***** Given information
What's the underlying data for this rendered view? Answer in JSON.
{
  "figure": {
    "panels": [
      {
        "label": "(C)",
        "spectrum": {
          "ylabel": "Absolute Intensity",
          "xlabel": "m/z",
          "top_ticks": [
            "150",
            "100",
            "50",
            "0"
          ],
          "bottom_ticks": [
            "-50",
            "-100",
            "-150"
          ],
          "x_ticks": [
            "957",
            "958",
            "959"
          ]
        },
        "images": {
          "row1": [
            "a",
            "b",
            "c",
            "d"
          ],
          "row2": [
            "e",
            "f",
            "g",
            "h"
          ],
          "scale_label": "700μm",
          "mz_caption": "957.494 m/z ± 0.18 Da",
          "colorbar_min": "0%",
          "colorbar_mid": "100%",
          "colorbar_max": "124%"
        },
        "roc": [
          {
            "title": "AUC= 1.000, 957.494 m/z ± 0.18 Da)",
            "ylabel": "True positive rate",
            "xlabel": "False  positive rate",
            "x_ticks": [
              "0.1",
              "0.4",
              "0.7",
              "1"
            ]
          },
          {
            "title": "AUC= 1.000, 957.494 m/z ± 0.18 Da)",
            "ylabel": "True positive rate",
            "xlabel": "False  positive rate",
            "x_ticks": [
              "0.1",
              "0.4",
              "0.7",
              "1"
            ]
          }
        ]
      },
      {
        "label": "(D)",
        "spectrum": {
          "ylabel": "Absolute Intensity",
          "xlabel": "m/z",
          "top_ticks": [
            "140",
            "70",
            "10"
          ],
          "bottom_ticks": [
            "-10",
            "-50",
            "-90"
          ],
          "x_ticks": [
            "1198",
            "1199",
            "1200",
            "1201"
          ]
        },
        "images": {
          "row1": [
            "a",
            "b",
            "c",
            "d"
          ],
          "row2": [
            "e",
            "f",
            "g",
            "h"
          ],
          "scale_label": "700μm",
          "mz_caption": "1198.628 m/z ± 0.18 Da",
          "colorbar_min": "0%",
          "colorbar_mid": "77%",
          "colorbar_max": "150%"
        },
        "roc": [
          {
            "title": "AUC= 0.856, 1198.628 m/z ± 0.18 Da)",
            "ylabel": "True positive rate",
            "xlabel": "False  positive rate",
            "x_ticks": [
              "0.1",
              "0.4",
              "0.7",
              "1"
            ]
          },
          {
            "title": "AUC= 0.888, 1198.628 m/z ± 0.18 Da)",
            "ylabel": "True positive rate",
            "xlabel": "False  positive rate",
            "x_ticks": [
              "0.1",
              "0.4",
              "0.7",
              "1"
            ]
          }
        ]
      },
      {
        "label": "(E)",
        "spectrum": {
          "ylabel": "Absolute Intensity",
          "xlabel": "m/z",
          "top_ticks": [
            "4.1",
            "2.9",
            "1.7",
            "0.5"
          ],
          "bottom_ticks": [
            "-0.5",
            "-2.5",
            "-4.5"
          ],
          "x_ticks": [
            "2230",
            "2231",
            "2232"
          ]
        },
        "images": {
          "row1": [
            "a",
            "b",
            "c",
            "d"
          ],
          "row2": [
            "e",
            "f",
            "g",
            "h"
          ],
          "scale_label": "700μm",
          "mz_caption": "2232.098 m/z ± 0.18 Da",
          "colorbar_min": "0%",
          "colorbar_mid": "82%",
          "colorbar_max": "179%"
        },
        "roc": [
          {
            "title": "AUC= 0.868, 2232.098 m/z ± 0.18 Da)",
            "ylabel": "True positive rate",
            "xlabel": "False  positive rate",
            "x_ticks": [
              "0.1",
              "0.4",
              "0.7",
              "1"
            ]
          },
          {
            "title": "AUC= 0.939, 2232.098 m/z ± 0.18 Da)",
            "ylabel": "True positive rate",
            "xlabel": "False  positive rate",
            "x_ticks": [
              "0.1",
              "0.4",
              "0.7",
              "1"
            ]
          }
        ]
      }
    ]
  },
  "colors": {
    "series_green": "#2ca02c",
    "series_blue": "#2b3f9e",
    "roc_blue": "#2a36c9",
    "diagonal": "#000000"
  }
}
**********
** Directive **
Copy each line of the data exactly, leaving nothing out.

** Written reply **
What's the underlying data for this rendered view? Answer in JSON.
{
  "figure": {
    "panels": [
      {
        "label": "(C)",
        "spectrum": {
          "ylabel": "Absolute Intensity",
          "xlabel": "m/z",
          "top_ticks": [
            "150",
            "100",
            "50",
            "0"
          ],
          "bottom_ticks": [
            "-50",
            "-100",
            "-150"
          ],
          "x_ticks": [
            "957",
            "958",
            "959"
          ]
        },
        "images": {
          "row1": [
            "a",
            "b",
            "c",
            "d"
          ],
          "row2": [
            "e",
            "f",
            "g",
            "h"
          ],
          "scale_label": "700μm",
          "mz_caption": "957.494 m/z ± 0.18 Da",
          "colorbar_min": "0%",
          "colorbar_mid": "100%",
          "colorbar_max": "124%"
        },
        "roc": [
          {
            "title": "AUC= 1.000, 957.494 m/z ± 0.18 Da)",
            "ylabel": "True positive rate",
            "xlabel": "False  positive rate",
            "x_ticks": [
              "0.1",
              "0.4",
              "0.7",
              "1"
            ]
          },
          {
            "title": "AUC= 1.000, 957.494 m/z ± 0.18 Da)",
            "ylabel": "True positive rate",
            "xlabel": "False  positive rate",
            "x_ticks": [
              "0.1",
              "0.4",
              "0.7",
              "1"
            ]
          }
        ]
      },
      {
        "label": "(D)",
        "spectrum": {
          "ylabel": "Absolute Intensity",
          "xlabel": "m/z",
          "top_ticks": [
            "140",
            "70",
            "10"
          ],
          "bottom_ticks": [
            "-10",
            "-50",
            "-90"
          ],
          "x_ticks": [
            "1198",
            "1199",
            "1200",
            "1201"
          ]
        },
        "images": {
          "row1": [
            "a",
            "b",
            "c",
            "d"
          ],
          "row2": [
            "e",
            "f",
            "g",
            "h"
          ],
          "scale_label": "700μm",
          "mz_caption": "1198.628 m/z ± 0.18 Da",
          "colorbar_min": "0%",
          "colorbar_mid": "77%",
          "colorbar_max": "150%"
        },
        "roc": [
          {
            "title": "AUC= 0.856, 1198.628 m/z ± 0.18 Da)",
            "ylabel": "True positive rate",
            "xlabel": "False  positive rate",
            "x_ticks": [
              "0.1",
              "0.4",
              "0.7",
              "1"
            ]
          },
          {
            "title": "AUC= 0.888, 1198.628 m/z ± 0.18 Da)",
            "ylabel": "True positive rate",
            "xlabel": "False  positive rate",
            "x_ticks": [
              "0.1",
              "0.4",
              "0.7",
              "1"
            ]
          }
        ]
      },
      {
        "label": "(E)",
        "spectrum": {
          "ylabel": "Absolute Intensity",
          "xlabel": "m/z",
          "top_ticks": [
            "4.1",
            "2.9",
            "1.7",
            "0.5"
          ],
          "bottom_ticks": [
            "-0.5",
            "-2.5",
            "-4.5"
          ],
          "x_ticks": [
            "2230",
            "2231",
            "2232"
          ]
        },
        "images": {
          "row1": [
            "a",
            "b",
            "c",
            "d"
          ],
          "row2": [
            "e",
            "f",
            "g",
            "h"
          ],
          "scale_label": "700μm",
          "mz_caption": "2232.098 m/z ± 0.18 Da",
          "colorbar_min": "0%",
          "colorbar_mid": "82%",
          "colorbar_max": "179%"
        },
        "roc": [
          {
            "title": "AUC= 0.868, 2232.098 m/z ± 0.18 Da)",
            "ylabel": "True positive rate",
            "xlabel": "False  positive rate",
            "x_ticks": [
              "0.1",
              "0.4",
              "0.7",
              "1"
            ]
          },
          {
            "title": "AUC= 0.939, 2232.098 m/z ± 0.18 Da)",
            "ylabel": "True positive rate",
            "xlabel": "False  positive rate",
            "x_ticks": [
              "0.1",
              "0.4",
              "0.7",
              "1"
            ]
          }
        ]
      }
    ]
  },
  "colors": {
    "series_green": "#2ca02c",
    "series_blue": "#2b3f9e",
    "roc_blue": "#2a36c9",
    "diagonal": "#000000"
  }
}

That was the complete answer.